> [Short task 1] Swap "custom-color-swatch" for "user-color-swatch" in the records from their first line through the line that contains "diffuse-slider-track[interactable] [421, 328, 624, 332]". Give back only those lines, with everything else unchanged.

20.On 19 May 2016 the applicant provided the Commissioner with additional information showing the balance of the Fund of $286,192.00 including an investment of $99,000.00 that had, according to the Commissioner, not previously been declared (the undeclared investment).

21.On 8 June 2016 the Commissioner reassessed the rental rebate on the new income information and wrote to the applicant seeking income details to undertake a full reassessment of entitlement as a consequence of the new information.

22.On 11 July 2016 the Commissioner wrote to the respondent declining to backdate the rebate to the expiry of the previous rebate. As noted above, proceedings about the backdate issue have been resolved by consent.

23.On 15 September 2016, following the discovery of an error in the rebate calculation, a further assessment was undertaken, being the deeming decision. The relevant part of that decision provides:

Name

Income Type

Component

Amount Weekly

Percent Assessed:

Robin Arndt

Robin Arndt

Centrelink Disability Support

Financial Investments (deemed)

BASIC

$394.20

$164.85

25%

25%

Your WEEKLY rent has been assessed as follows:

Weekly cost rent charged  $350.00

Less rebate allowed  $210.25

Weekly rebated rent  $139.75

24.The ‘financial investments’ (deemed) refer to a deemed return on the basis of the value of the Fund, calculated using an approach adopted from Centrelink.   The Commissioner concedes that the use of a ‘deemed’ investment return is no longer appropriate, given the submissions of actual account information. I therefore no longer need to decide whether the approach was appropriate.

25.The question is now whether a stipend paid from the Fund should be, in all cases, be treated as income.

The Proceedings

26.By way of application dated 5 August 2016 the applicant applied to the ACT Civil and Administrative Tribunal (the Tribunal) for administrative review of the reviewable decisions set out in paragraph 1 of these reasons.  

27.The Tribunal made directions on 19 September 2016 and 28 November 2016. The matter was ultimately set down for hearing on 2 December 2016. At the hearing, the Applicant was represented by Mr Christensen, a solicitor.  The Commissioner was represented by Mr Adkins, a senior manager within Housing ACT.

28.The applicant filed the following documents:

(a)Statement of Mr Rudi Oppitz dated 20 April 2016.

(b)Statement of facts and contentions dated 28 October 2016.

(c)Statement of Arthur Pascoe dated 28 October 2016.

> [Material provided]
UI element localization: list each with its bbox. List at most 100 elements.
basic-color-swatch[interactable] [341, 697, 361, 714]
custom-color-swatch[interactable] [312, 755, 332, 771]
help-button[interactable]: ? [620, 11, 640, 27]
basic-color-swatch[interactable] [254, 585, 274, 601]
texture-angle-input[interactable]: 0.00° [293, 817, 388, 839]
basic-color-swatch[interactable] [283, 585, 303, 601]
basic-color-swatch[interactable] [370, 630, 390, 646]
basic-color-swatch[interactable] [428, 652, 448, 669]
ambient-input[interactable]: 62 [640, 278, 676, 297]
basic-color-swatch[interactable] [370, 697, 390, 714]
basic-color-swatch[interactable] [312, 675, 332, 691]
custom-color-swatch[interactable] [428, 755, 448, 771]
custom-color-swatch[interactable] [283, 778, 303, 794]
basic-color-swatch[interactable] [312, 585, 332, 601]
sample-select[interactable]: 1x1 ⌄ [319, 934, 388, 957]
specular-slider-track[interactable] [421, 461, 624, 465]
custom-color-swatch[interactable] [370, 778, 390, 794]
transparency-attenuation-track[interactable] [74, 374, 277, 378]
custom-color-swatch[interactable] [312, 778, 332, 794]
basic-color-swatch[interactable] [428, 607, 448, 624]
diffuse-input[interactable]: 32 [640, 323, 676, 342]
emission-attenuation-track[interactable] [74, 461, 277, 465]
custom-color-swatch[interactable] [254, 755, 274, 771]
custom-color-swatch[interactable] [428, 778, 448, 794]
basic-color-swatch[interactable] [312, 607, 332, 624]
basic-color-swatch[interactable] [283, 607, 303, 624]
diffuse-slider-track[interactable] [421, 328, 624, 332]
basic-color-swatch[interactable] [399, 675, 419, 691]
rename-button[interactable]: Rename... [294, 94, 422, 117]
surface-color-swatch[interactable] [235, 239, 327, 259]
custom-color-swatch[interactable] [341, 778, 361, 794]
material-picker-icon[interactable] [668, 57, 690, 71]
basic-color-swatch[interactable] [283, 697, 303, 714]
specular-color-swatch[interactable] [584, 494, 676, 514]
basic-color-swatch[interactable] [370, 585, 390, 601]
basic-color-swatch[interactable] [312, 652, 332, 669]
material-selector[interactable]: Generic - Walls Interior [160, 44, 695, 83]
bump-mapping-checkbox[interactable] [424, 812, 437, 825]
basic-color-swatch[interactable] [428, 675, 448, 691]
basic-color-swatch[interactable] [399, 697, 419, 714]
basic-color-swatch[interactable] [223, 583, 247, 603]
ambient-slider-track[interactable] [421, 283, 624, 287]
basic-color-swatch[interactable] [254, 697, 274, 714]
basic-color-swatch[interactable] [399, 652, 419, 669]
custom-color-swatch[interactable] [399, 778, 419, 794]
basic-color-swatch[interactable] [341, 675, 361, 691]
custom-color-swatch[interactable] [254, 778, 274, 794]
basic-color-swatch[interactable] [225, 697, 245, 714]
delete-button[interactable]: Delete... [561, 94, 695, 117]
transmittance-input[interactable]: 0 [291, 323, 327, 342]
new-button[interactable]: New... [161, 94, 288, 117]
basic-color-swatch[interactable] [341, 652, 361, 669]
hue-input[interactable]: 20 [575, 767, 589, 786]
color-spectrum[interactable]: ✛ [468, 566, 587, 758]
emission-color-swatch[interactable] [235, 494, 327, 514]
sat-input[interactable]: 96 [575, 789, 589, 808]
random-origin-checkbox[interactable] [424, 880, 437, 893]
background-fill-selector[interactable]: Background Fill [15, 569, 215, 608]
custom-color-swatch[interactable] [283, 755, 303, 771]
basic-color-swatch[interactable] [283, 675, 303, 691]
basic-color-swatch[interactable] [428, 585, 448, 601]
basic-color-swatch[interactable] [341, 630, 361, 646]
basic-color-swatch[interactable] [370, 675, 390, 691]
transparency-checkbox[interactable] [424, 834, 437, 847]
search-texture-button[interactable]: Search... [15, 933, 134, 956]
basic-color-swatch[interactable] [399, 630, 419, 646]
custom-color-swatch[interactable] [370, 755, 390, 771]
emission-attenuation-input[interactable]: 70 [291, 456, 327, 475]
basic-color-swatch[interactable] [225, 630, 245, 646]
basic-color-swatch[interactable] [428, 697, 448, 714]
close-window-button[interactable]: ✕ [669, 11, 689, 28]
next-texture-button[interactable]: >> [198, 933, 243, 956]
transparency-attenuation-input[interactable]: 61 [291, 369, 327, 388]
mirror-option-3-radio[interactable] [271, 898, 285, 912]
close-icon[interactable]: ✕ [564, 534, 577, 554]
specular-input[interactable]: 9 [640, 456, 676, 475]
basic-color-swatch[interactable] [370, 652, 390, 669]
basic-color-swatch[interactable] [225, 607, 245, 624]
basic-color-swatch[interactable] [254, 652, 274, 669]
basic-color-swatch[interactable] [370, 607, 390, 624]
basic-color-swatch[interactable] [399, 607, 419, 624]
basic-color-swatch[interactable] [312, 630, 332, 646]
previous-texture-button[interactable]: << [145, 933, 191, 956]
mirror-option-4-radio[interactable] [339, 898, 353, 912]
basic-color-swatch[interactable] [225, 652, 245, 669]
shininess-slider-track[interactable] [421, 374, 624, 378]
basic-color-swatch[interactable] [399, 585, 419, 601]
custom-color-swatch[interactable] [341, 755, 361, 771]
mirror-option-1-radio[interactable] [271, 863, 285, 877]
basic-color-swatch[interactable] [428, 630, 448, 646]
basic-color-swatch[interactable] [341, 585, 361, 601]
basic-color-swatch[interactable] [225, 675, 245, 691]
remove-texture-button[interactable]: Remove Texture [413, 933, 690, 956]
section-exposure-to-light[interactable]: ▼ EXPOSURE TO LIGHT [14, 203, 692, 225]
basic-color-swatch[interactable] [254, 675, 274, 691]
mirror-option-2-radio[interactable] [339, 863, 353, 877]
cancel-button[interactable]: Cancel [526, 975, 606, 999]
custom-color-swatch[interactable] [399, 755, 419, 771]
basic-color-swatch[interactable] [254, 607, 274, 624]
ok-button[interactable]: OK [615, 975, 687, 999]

> [Short task 2] Reproduce the tribunal decision word for word from "22.On 11 July" to "resolved by consent.".

> [Task response 1]
UI element localization: list each with its bbox. List at most 100 elements.
basic-color-swatch[interactable] [341, 697, 361, 714]
user-color-swatch[interactable] [312, 755, 332, 771]
help-button[interactable]: ? [620, 11, 640, 27]
basic-color-swatch[interactable] [254, 585, 274, 601]
texture-angle-input[interactable]: 0.00° [293, 817, 388, 839]
basic-color-swatch[interactable] [283, 585, 303, 601]
basic-color-swatch[interactable] [370, 630, 390, 646]
basic-color-swatch[interactable] [428, 652, 448, 669]
ambient-input[interactable]: 62 [640, 278, 676, 297]
basic-color-swatch[interactable] [370, 697, 390, 714]
basic-color-swatch[interactable] [312, 675, 332, 691]
user-color-swatch[interactable] [428, 755, 448, 771]
user-color-swatch[interactable] [283, 778, 303, 794]
basic-color-swatch[interactable] [312, 585, 332, 601]
sample-select[interactable]: 1x1 ⌄ [319, 934, 388, 957]
specular-slider-track[interactable] [421, 461, 624, 465]
user-color-swatch[interactable] [370, 778, 390, 794]
transparency-attenuation-track[interactable] [74, 374, 277, 378]
user-color-swatch[interactable] [312, 778, 332, 794]
basic-color-swatch[interactable] [428, 607, 448, 624]
diffuse-input[interactable]: 32 [640, 323, 676, 342]
emission-attenuation-track[interactable] [74, 461, 277, 465]
user-color-swatch[interactable] [254, 755, 274, 771]
user-color-swatch[interactable] [428, 778, 448, 794]
basic-color-swatch[interactable] [312, 607, 332, 624]
basic-color-swatch[interactable] [283, 607, 303, 624]
diffuse-slider-track[interactable] [421, 328, 624, 332]

> [Task response 2]
22.On 11 July 2016 the Commissioner wrote to the respondent declining to backdate the rebate to the expiry of the previous rebate. As noted above, proceedings about the backdate issue have been resolved by consent.